(Rows from a figure dataset)
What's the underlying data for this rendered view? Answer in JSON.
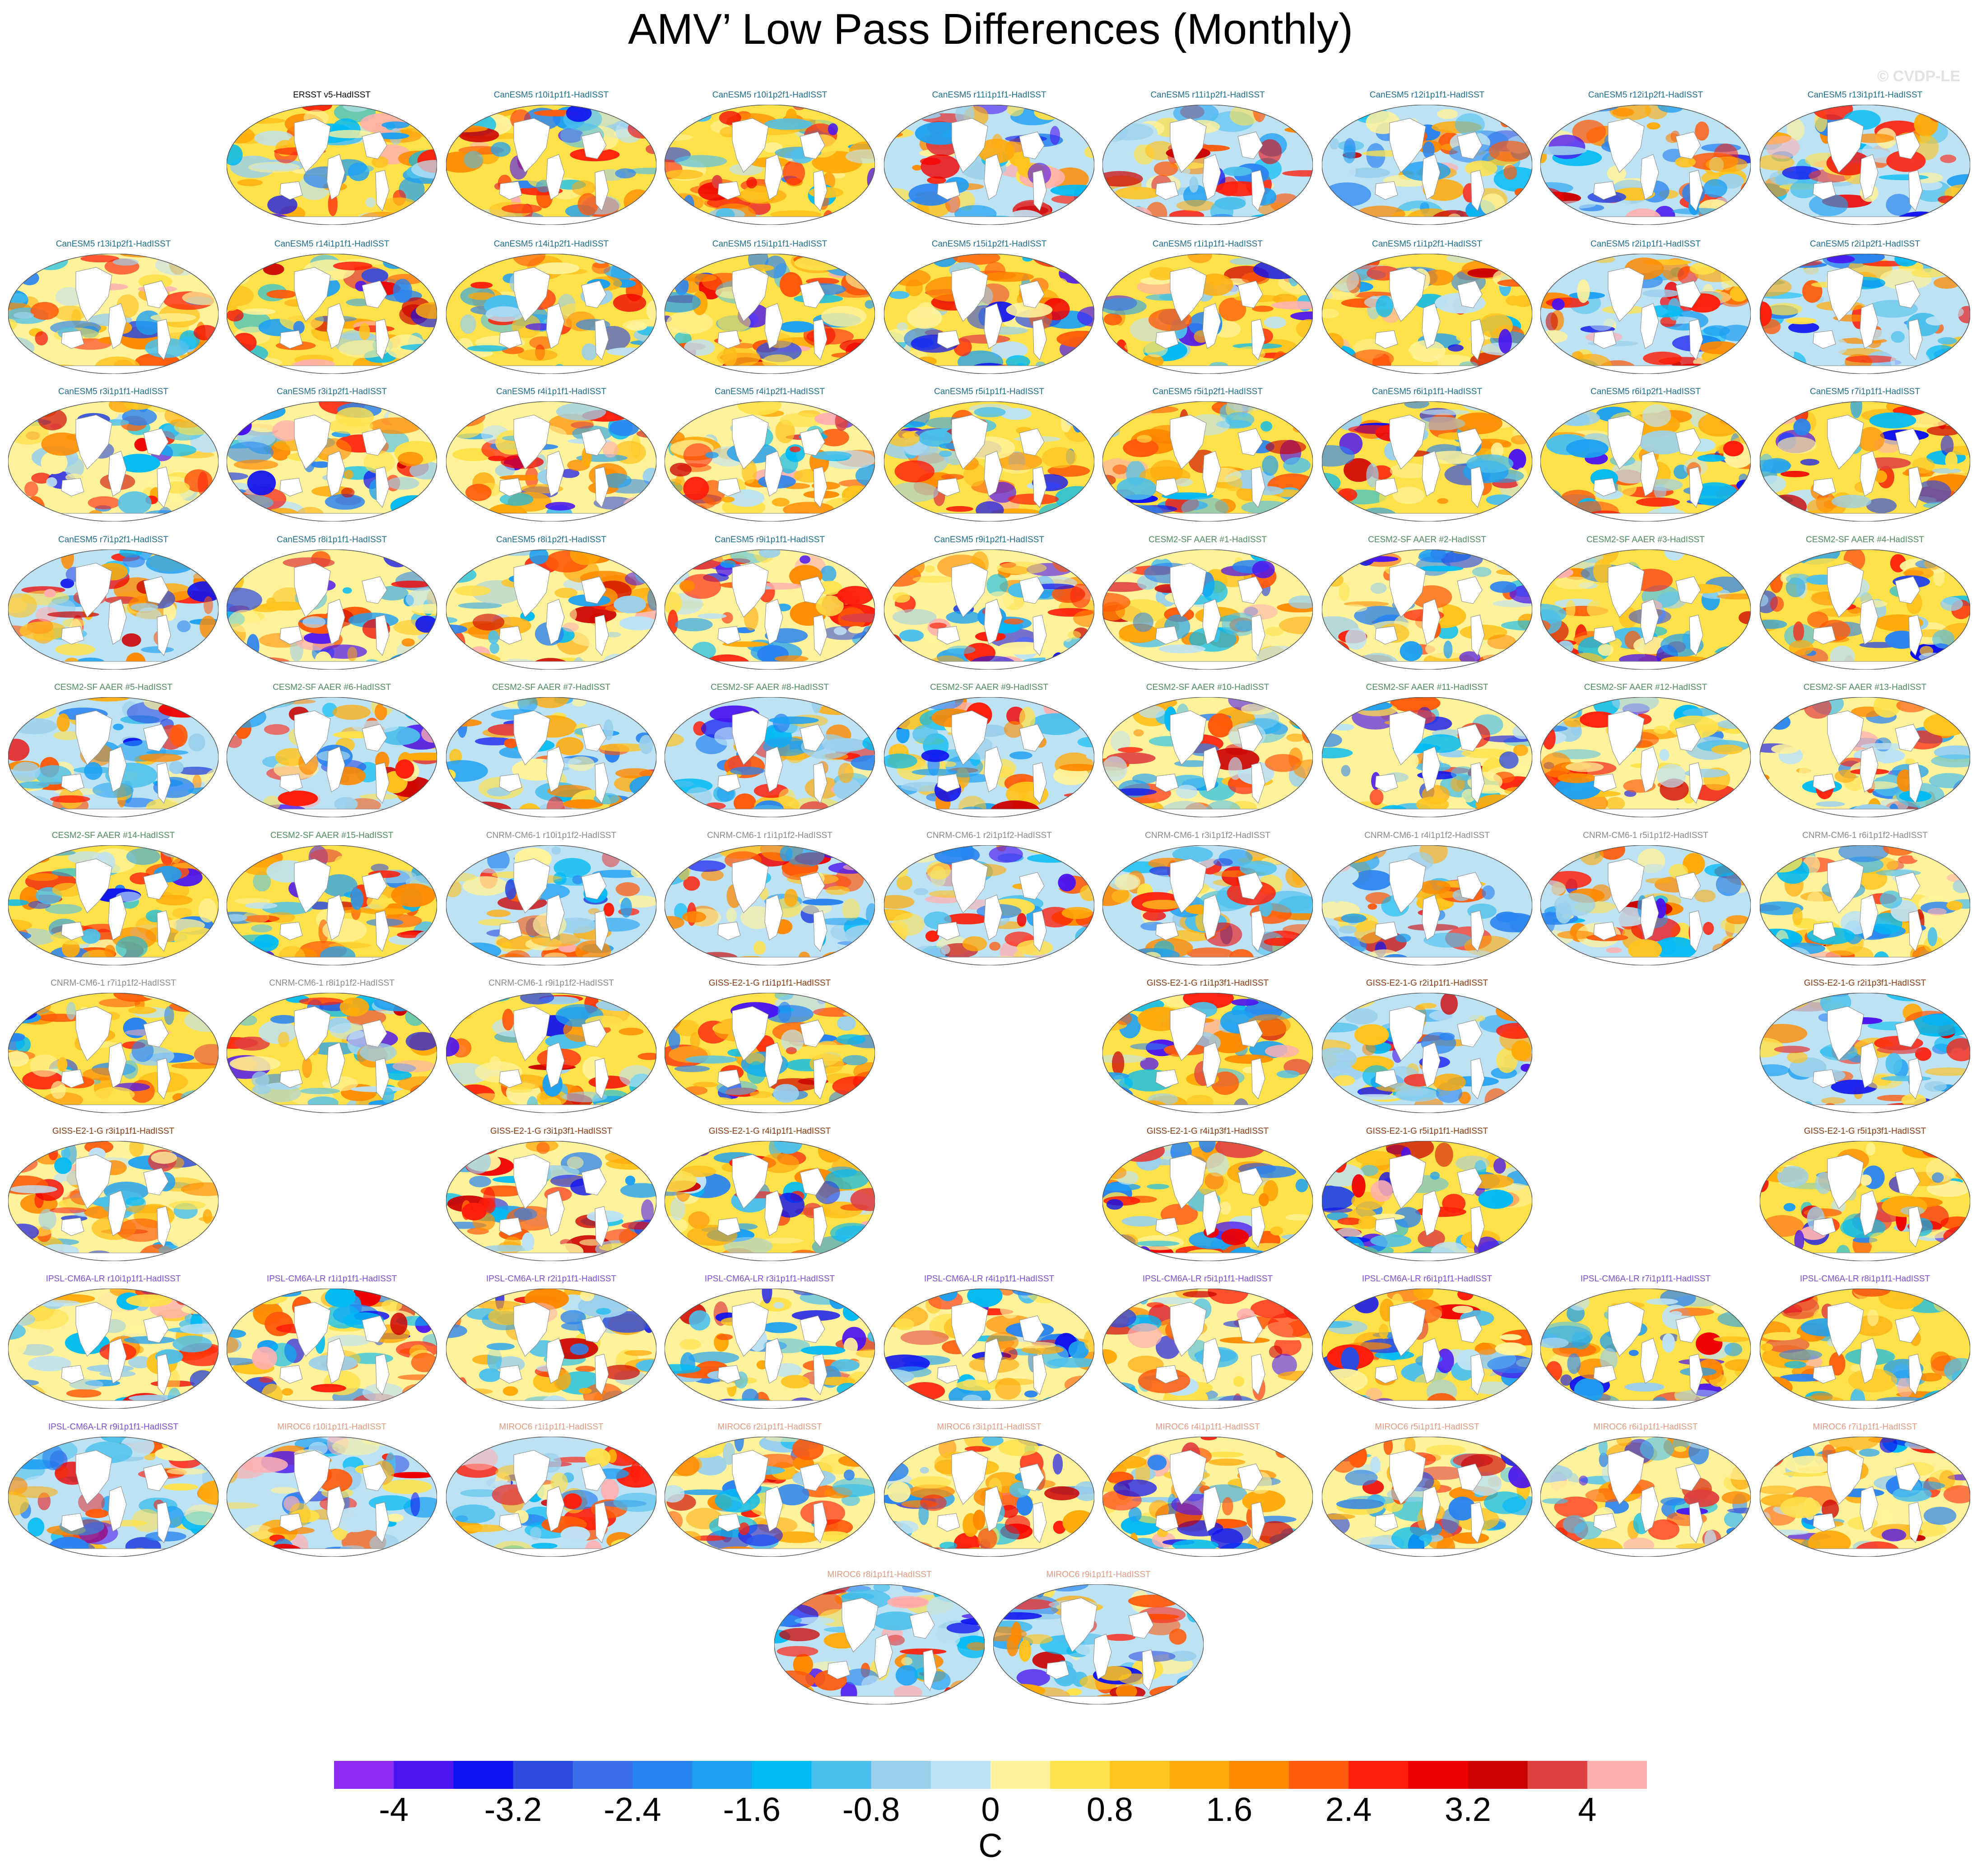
{
  "title": "AMV’ Low Pass Differences (Monthly)",
  "watermark": "© CVDP-LE",
  "colors": {
    "ERSST": "#000000",
    "CanESM5": "#1f6e8c",
    "CESM2": "#4e8a5e",
    "CNRM": "#8a8a8a",
    "GISS": "#8b3a0f",
    "IPSL": "#7a4fd6",
    "MIROC": "#e39a80"
  },
  "rows": [
    [
      {
        "col": 1,
        "label": "ERSST v5-HadISST",
        "group": "ERSST"
      },
      {
        "col": 2,
        "label": "CanESM5 r10i1p1f1-HadISST",
        "group": "CanESM5"
      },
      {
        "col": 3,
        "label": "CanESM5 r10i1p2f1-HadISST",
        "group": "CanESM5"
      },
      {
        "col": 4,
        "label": "CanESM5 r11i1p1f1-HadISST",
        "group": "CanESM5"
      },
      {
        "col": 5,
        "label": "CanESM5 r11i1p2f1-HadISST",
        "group": "CanESM5"
      },
      {
        "col": 6,
        "label": "CanESM5 r12i1p1f1-HadISST",
        "group": "CanESM5"
      },
      {
        "col": 7,
        "label": "CanESM5 r12i1p2f1-HadISST",
        "group": "CanESM5"
      },
      {
        "col": 8,
        "label": "CanESM5 r13i1p1f1-HadISST",
        "group": "CanESM5"
      }
    ],
    [
      {
        "col": 0,
        "label": "CanESM5 r13i1p2f1-HadISST",
        "group": "CanESM5"
      },
      {
        "col": 1,
        "label": "CanESM5 r14i1p1f1-HadISST",
        "group": "CanESM5"
      },
      {
        "col": 2,
        "label": "CanESM5 r14i1p2f1-HadISST",
        "group": "CanESM5"
      },
      {
        "col": 3,
        "label": "CanESM5 r15i1p1f1-HadISST",
        "group": "CanESM5"
      },
      {
        "col": 4,
        "label": "CanESM5 r15i1p2f1-HadISST",
        "group": "CanESM5"
      },
      {
        "col": 5,
        "label": "CanESM5 r1i1p1f1-HadISST",
        "group": "CanESM5"
      },
      {
        "col": 6,
        "label": "CanESM5 r1i1p2f1-HadISST",
        "group": "CanESM5"
      },
      {
        "col": 7,
        "label": "CanESM5 r2i1p1f1-HadISST",
        "group": "CanESM5"
      },
      {
        "col": 8,
        "label": "CanESM5 r2i1p2f1-HadISST",
        "group": "CanESM5"
      }
    ],
    [
      {
        "col": 0,
        "label": "CanESM5 r3i1p1f1-HadISST",
        "group": "CanESM5"
      },
      {
        "col": 1,
        "label": "CanESM5 r3i1p2f1-HadISST",
        "group": "CanESM5"
      },
      {
        "col": 2,
        "label": "CanESM5 r4i1p1f1-HadISST",
        "group": "CanESM5"
      },
      {
        "col": 3,
        "label": "CanESM5 r4i1p2f1-HadISST",
        "group": "CanESM5"
      },
      {
        "col": 4,
        "label": "CanESM5 r5i1p1f1-HadISST",
        "group": "CanESM5"
      },
      {
        "col": 5,
        "label": "CanESM5 r5i1p2f1-HadISST",
        "group": "CanESM5"
      },
      {
        "col": 6,
        "label": "CanESM5 r6i1p1f1-HadISST",
        "group": "CanESM5"
      },
      {
        "col": 7,
        "label": "CanESM5 r6i1p2f1-HadISST",
        "group": "CanESM5"
      },
      {
        "col": 8,
        "label": "CanESM5 r7i1p1f1-HadISST",
        "group": "CanESM5"
      }
    ],
    [
      {
        "col": 0,
        "label": "CanESM5 r7i1p2f1-HadISST",
        "group": "CanESM5"
      },
      {
        "col": 1,
        "label": "CanESM5 r8i1p1f1-HadISST",
        "group": "CanESM5"
      },
      {
        "col": 2,
        "label": "CanESM5 r8i1p2f1-HadISST",
        "group": "CanESM5"
      },
      {
        "col": 3,
        "label": "CanESM5 r9i1p1f1-HadISST",
        "group": "CanESM5"
      },
      {
        "col": 4,
        "label": "CanESM5 r9i1p2f1-HadISST",
        "group": "CanESM5"
      },
      {
        "col": 5,
        "label": "CESM2-SF AAER #1-HadISST",
        "group": "CESM2"
      },
      {
        "col": 6,
        "label": "CESM2-SF AAER #2-HadISST",
        "group": "CESM2"
      },
      {
        "col": 7,
        "label": "CESM2-SF AAER #3-HadISST",
        "group": "CESM2"
      },
      {
        "col": 8,
        "label": "CESM2-SF AAER #4-HadISST",
        "group": "CESM2"
      }
    ],
    [
      {
        "col": 0,
        "label": "CESM2-SF AAER #5-HadISST",
        "group": "CESM2"
      },
      {
        "col": 1,
        "label": "CESM2-SF AAER #6-HadISST",
        "group": "CESM2"
      },
      {
        "col": 2,
        "label": "CESM2-SF AAER #7-HadISST",
        "group": "CESM2"
      },
      {
        "col": 3,
        "label": "CESM2-SF AAER #8-HadISST",
        "group": "CESM2"
      },
      {
        "col": 4,
        "label": "CESM2-SF AAER #9-HadISST",
        "group": "CESM2"
      },
      {
        "col": 5,
        "label": "CESM2-SF AAER #10-HadISST",
        "group": "CESM2"
      },
      {
        "col": 6,
        "label": "CESM2-SF AAER #11-HadISST",
        "group": "CESM2"
      },
      {
        "col": 7,
        "label": "CESM2-SF AAER #12-HadISST",
        "group": "CESM2"
      },
      {
        "col": 8,
        "label": "CESM2-SF AAER #13-HadISST",
        "group": "CESM2"
      }
    ],
    [
      {
        "col": 0,
        "label": "CESM2-SF AAER #14-HadISST",
        "group": "CESM2"
      },
      {
        "col": 1,
        "label": "CESM2-SF AAER #15-HadISST",
        "group": "CESM2"
      },
      {
        "col": 2,
        "label": "CNRM-CM6-1 r10i1p1f2-HadISST",
        "group": "CNRM"
      },
      {
        "col": 3,
        "label": "CNRM-CM6-1 r1i1p1f2-HadISST",
        "group": "CNRM"
      },
      {
        "col": 4,
        "label": "CNRM-CM6-1 r2i1p1f2-HadISST",
        "group": "CNRM"
      },
      {
        "col": 5,
        "label": "CNRM-CM6-1 r3i1p1f2-HadISST",
        "group": "CNRM"
      },
      {
        "col": 6,
        "label": "CNRM-CM6-1 r4i1p1f2-HadISST",
        "group": "CNRM"
      },
      {
        "col": 7,
        "label": "CNRM-CM6-1 r5i1p1f2-HadISST",
        "group": "CNRM"
      },
      {
        "col": 8,
        "label": "CNRM-CM6-1 r6i1p1f2-HadISST",
        "group": "CNRM"
      }
    ],
    [
      {
        "col": 0,
        "label": "CNRM-CM6-1 r7i1p1f2-HadISST",
        "group": "CNRM"
      },
      {
        "col": 1,
        "label": "CNRM-CM6-1 r8i1p1f2-HadISST",
        "group": "CNRM"
      },
      {
        "col": 2,
        "label": "CNRM-CM6-1 r9i1p1f2-HadISST",
        "group": "CNRM"
      },
      {
        "col": 3,
        "label": "GISS-E2-1-G r1i1p1f1-HadISST",
        "group": "GISS"
      },
      {
        "col": 5,
        "label": "GISS-E2-1-G r1i1p3f1-HadISST",
        "group": "GISS"
      },
      {
        "col": 6,
        "label": "GISS-E2-1-G r2i1p1f1-HadISST",
        "group": "GISS"
      },
      {
        "col": 8,
        "label": "GISS-E2-1-G r2i1p3f1-HadISST",
        "group": "GISS"
      }
    ],
    [
      {
        "col": 0,
        "label": "GISS-E2-1-G r3i1p1f1-HadISST",
        "group": "GISS"
      },
      {
        "col": 2,
        "label": "GISS-E2-1-G r3i1p3f1-HadISST",
        "group": "GISS"
      },
      {
        "col": 3,
        "label": "GISS-E2-1-G r4i1p1f1-HadISST",
        "group": "GISS"
      },
      {
        "col": 5,
        "label": "GISS-E2-1-G r4i1p3f1-HadISST",
        "group": "GISS"
      },
      {
        "col": 6,
        "label": "GISS-E2-1-G r5i1p1f1-HadISST",
        "group": "GISS"
      },
      {
        "col": 8,
        "label": "GISS-E2-1-G r5i1p3f1-HadISST",
        "group": "GISS"
      }
    ],
    [
      {
        "col": 0,
        "label": "IPSL-CM6A-LR r10i1p1f1-HadISST",
        "group": "IPSL"
      },
      {
        "col": 1,
        "label": "IPSL-CM6A-LR r1i1p1f1-HadISST",
        "group": "IPSL"
      },
      {
        "col": 2,
        "label": "IPSL-CM6A-LR r2i1p1f1-HadISST",
        "group": "IPSL"
      },
      {
        "col": 3,
        "label": "IPSL-CM6A-LR r3i1p1f1-HadISST",
        "group": "IPSL"
      },
      {
        "col": 4,
        "label": "IPSL-CM6A-LR r4i1p1f1-HadISST",
        "group": "IPSL"
      },
      {
        "col": 5,
        "label": "IPSL-CM6A-LR r5i1p1f1-HadISST",
        "group": "IPSL"
      },
      {
        "col": 6,
        "label": "IPSL-CM6A-LR r6i1p1f1-HadISST",
        "group": "IPSL"
      },
      {
        "col": 7,
        "label": "IPSL-CM6A-LR r7i1p1f1-HadISST",
        "group": "IPSL"
      },
      {
        "col": 8,
        "label": "IPSL-CM6A-LR r8i1p1f1-HadISST",
        "group": "IPSL"
      }
    ],
    [
      {
        "col": 0,
        "label": "IPSL-CM6A-LR r9i1p1f1-HadISST",
        "group": "IPSL"
      },
      {
        "col": 1,
        "label": "MIROC6 r10i1p1f1-HadISST",
        "group": "MIROC"
      },
      {
        "col": 2,
        "label": "MIROC6 r1i1p1f1-HadISST",
        "group": "MIROC"
      },
      {
        "col": 3,
        "label": "MIROC6 r2i1p1f1-HadISST",
        "group": "MIROC"
      },
      {
        "col": 4,
        "label": "MIROC6 r3i1p1f1-HadISST",
        "group": "MIROC"
      },
      {
        "col": 5,
        "label": "MIROC6 r4i1p1f1-HadISST",
        "group": "MIROC"
      },
      {
        "col": 6,
        "label": "MIROC6 r5i1p1f1-HadISST",
        "group": "MIROC"
      },
      {
        "col": 7,
        "label": "MIROC6 r6i1p1f1-HadISST",
        "group": "MIROC"
      },
      {
        "col": 8,
        "label": "MIROC6 r7i1p1f1-HadISST",
        "group": "MIROC"
      }
    ],
    [
      {
        "col": 3.5,
        "label": "MIROC6 r8i1p1f1-HadISST",
        "group": "MIROC"
      },
      {
        "col": 4.5,
        "label": "MIROC6 r9i1p1f1-HadISST",
        "group": "MIROC"
      }
    ]
  ],
  "colorbar": {
    "colors": [
      "#8b2bf0",
      "#4a14f0",
      "#0f12f0",
      "#2c4be0",
      "#3a6ee8",
      "#2a84f0",
      "#1ea0f2",
      "#00baf4",
      "#4cc0ec",
      "#9ad0ec",
      "#bde2f4",
      "#fff29a",
      "#ffe14a",
      "#ffc31e",
      "#ffaa0a",
      "#ff8a00",
      "#ff5a0a",
      "#ff1e0a",
      "#f00000",
      "#cc0000",
      "#e04040",
      "#ffb0b0"
    ],
    "ticks": [
      "-4",
      "-3.2",
      "-2.4",
      "-1.6",
      "-0.8",
      "0",
      "0.8",
      "1.6",
      "2.4",
      "3.2",
      "4"
    ],
    "units": "C"
  }
}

> [The task]:
Return each full line of the entries that contains the word "ERSST".

> [Solved exercise]:
    "ERSST": "#000000",
        "label": "ERSST v5-HadISST",
        "group": "ERSST"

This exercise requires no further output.